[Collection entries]
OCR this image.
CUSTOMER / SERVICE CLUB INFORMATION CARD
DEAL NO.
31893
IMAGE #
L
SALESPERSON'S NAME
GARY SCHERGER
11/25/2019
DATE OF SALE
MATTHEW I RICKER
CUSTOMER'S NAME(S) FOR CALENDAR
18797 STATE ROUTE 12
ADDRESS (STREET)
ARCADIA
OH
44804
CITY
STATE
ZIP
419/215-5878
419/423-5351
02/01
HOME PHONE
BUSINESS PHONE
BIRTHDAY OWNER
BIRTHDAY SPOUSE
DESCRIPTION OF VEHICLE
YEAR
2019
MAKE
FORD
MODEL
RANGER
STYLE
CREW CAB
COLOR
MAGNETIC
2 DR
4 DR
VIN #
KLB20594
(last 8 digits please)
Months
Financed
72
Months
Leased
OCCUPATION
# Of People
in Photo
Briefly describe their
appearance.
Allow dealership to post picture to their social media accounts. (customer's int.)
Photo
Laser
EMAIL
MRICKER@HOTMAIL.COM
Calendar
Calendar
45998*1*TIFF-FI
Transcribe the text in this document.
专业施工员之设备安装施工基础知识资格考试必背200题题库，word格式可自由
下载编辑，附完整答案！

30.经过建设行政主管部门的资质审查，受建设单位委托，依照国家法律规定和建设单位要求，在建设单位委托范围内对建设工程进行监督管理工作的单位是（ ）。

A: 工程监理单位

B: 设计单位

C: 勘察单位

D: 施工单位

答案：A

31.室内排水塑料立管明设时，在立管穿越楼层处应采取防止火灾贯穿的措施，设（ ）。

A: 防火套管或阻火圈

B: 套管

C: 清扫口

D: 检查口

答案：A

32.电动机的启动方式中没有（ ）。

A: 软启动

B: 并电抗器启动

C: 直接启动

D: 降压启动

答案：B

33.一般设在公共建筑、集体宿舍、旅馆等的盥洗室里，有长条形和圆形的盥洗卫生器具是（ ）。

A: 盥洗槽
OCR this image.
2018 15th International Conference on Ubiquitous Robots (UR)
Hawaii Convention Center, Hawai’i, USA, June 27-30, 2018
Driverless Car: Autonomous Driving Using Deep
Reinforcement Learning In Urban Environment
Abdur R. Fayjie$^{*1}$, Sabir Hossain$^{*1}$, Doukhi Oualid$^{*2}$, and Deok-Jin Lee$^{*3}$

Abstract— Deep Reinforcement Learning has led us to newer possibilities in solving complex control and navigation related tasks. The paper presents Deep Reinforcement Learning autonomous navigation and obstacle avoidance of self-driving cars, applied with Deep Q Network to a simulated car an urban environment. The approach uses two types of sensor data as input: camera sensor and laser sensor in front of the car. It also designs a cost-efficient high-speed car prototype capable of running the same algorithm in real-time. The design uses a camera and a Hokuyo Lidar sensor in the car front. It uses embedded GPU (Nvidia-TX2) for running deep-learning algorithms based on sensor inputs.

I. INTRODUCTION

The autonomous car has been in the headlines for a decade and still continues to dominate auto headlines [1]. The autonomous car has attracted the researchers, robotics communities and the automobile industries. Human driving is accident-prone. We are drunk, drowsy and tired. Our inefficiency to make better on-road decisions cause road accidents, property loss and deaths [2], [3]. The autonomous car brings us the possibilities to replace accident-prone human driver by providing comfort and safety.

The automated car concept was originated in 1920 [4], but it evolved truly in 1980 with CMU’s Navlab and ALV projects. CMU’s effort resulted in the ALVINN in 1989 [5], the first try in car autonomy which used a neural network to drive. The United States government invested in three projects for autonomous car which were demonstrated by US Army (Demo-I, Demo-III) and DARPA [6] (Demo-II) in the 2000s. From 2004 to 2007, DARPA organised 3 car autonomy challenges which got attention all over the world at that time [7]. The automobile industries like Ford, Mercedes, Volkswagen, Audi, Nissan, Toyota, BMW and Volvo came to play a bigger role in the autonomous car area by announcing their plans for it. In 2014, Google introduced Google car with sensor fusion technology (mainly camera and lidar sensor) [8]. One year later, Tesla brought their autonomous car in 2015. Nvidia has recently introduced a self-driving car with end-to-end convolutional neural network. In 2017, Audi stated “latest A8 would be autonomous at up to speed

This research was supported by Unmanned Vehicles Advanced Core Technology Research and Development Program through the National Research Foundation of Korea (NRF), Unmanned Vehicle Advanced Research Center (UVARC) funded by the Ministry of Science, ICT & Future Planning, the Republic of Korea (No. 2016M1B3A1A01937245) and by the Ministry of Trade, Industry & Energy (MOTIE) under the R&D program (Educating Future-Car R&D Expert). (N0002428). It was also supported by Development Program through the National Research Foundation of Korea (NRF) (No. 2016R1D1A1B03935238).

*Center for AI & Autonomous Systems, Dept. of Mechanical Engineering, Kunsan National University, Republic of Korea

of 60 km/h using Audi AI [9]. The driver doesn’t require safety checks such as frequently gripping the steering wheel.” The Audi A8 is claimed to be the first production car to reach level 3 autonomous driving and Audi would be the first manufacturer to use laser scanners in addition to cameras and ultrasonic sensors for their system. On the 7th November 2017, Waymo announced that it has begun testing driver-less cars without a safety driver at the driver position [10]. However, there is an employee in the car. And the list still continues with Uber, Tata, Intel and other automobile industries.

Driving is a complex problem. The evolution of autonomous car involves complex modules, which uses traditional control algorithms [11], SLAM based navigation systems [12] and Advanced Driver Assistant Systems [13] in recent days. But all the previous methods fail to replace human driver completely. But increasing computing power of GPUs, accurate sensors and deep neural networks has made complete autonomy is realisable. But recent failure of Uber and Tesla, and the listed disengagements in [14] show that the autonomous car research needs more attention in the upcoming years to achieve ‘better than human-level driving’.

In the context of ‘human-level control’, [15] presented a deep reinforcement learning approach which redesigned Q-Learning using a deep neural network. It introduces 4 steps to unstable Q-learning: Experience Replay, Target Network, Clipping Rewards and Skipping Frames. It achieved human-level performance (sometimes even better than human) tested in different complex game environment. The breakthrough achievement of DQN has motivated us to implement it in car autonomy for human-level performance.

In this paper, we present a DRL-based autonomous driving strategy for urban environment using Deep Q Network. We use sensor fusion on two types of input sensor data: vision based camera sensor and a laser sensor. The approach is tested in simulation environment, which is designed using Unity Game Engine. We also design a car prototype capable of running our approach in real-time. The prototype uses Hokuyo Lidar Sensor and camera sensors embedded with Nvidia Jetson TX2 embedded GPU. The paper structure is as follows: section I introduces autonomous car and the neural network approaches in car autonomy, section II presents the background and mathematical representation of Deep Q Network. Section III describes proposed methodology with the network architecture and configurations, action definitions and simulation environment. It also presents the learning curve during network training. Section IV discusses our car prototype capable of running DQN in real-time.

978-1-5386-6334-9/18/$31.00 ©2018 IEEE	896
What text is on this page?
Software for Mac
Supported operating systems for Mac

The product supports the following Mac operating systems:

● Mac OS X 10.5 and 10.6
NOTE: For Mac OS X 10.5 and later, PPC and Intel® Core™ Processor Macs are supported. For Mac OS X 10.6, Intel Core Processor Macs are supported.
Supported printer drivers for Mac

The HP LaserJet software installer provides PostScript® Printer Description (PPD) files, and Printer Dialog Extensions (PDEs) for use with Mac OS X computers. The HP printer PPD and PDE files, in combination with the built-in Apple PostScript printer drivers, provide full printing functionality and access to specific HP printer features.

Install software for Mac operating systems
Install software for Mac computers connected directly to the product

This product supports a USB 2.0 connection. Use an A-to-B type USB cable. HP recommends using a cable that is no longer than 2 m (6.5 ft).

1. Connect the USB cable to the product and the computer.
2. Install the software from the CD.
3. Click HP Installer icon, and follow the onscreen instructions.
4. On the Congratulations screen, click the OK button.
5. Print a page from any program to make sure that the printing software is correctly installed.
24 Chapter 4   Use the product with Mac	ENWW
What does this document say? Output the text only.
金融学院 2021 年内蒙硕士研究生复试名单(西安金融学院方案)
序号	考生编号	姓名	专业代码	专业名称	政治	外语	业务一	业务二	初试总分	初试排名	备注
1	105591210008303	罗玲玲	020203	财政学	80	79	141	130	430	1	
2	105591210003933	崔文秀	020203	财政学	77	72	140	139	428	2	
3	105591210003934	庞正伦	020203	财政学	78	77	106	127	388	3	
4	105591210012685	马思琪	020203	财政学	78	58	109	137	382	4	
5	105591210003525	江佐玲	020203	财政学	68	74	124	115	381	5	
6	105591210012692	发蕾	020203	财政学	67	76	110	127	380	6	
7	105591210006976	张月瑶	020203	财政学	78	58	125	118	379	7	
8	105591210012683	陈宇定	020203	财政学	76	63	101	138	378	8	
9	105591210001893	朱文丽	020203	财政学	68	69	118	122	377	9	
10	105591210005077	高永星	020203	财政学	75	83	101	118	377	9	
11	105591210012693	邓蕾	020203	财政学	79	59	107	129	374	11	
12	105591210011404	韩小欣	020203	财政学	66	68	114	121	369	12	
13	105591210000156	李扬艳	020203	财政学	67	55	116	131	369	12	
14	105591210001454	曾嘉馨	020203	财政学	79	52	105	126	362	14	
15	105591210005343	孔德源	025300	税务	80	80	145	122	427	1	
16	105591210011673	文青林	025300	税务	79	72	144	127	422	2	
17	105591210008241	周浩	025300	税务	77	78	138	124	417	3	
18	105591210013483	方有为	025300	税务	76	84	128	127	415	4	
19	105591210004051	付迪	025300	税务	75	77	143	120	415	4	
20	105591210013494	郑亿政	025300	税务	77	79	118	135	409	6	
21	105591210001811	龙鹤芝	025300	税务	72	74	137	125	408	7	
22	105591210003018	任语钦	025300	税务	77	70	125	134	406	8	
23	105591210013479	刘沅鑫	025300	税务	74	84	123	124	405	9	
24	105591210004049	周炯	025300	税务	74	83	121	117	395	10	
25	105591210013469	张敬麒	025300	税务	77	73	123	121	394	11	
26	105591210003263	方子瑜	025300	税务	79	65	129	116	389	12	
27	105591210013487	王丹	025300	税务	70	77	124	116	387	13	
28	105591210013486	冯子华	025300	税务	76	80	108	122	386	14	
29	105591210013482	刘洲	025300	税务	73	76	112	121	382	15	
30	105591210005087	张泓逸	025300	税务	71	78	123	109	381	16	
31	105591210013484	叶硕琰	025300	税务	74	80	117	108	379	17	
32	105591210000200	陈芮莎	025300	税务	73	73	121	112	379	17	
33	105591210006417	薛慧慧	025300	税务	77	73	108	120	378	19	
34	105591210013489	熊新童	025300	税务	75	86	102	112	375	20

_Task instructions:_ Copy out every line of the listing that contains the string "operating".

_The response:_
Supported operating systems for Mac
The product supports the following Mac operating systems:
Install software for Mac operating systems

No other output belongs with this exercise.